> What is needed
Return the lines where the word "calidum" occurs.

> Dataset
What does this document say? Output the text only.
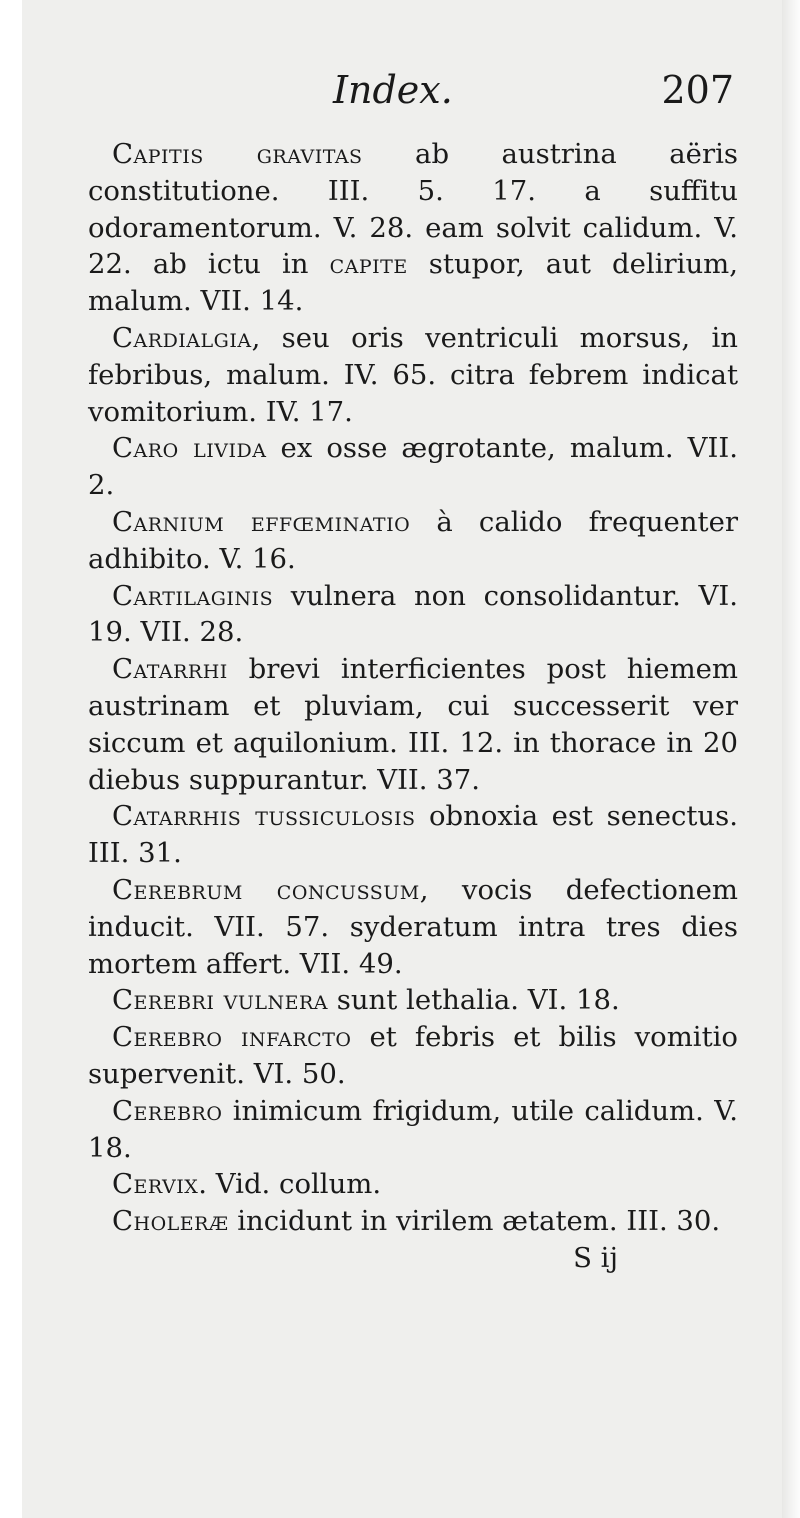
Index.	207

Capitis gravitas ab austrina aëris constitutione. III. 5. 17. a suffitu odoramentorum. V. 28. eam solvit calidum. V. 22. ab ictu in capite stupor, aut delirium, malum. VII. 14.

Cardialgia, seu oris ventriculi morsus, in febribus, malum. IV. 65. citra febrem indicat vomitorium. IV. 17.

Caro livida ex osse ægrotante, malum. VII. 2.

Carnium effœminatio à calido frequenter adhibito. V. 16.

Cartilaginis vulnera non consolidantur. VI. 19. VII. 28.

Catarrhi brevi interficientes post hiemem austrinam et pluviam, cui successerit ver siccum et aquilonium. III. 12. in thorace in 20 diebus suppurantur. VII. 37.

Catarrhis tussiculosis obnoxia est senectus. III. 31.

Cerebrum concussum, vocis defectionem inducit. VII. 57. syderatum intra tres dies mortem affert. VII. 49.

Cerebri vulnera sunt lethalia. VI. 18.

Cerebro infarcto et febris et bilis vomitio supervenit. VI. 50.

Cerebro inimicum frigidum, utile calidum. V. 18.

Cervix. Vid. collum.

Choleræ incidunt in virilem ætatem. III. 30.

S ij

> Solution to the exercise
Capitis gravitas ab austrina aëris constitutione. III. 5. 17. a suffitu odoramentorum. V. 28. eam solvit calidum. V. 22. ab ictu in capite stupor, aut delirium, malum. VII. 14.
Cerebro inimicum frigidum, utile calidum. V. 18.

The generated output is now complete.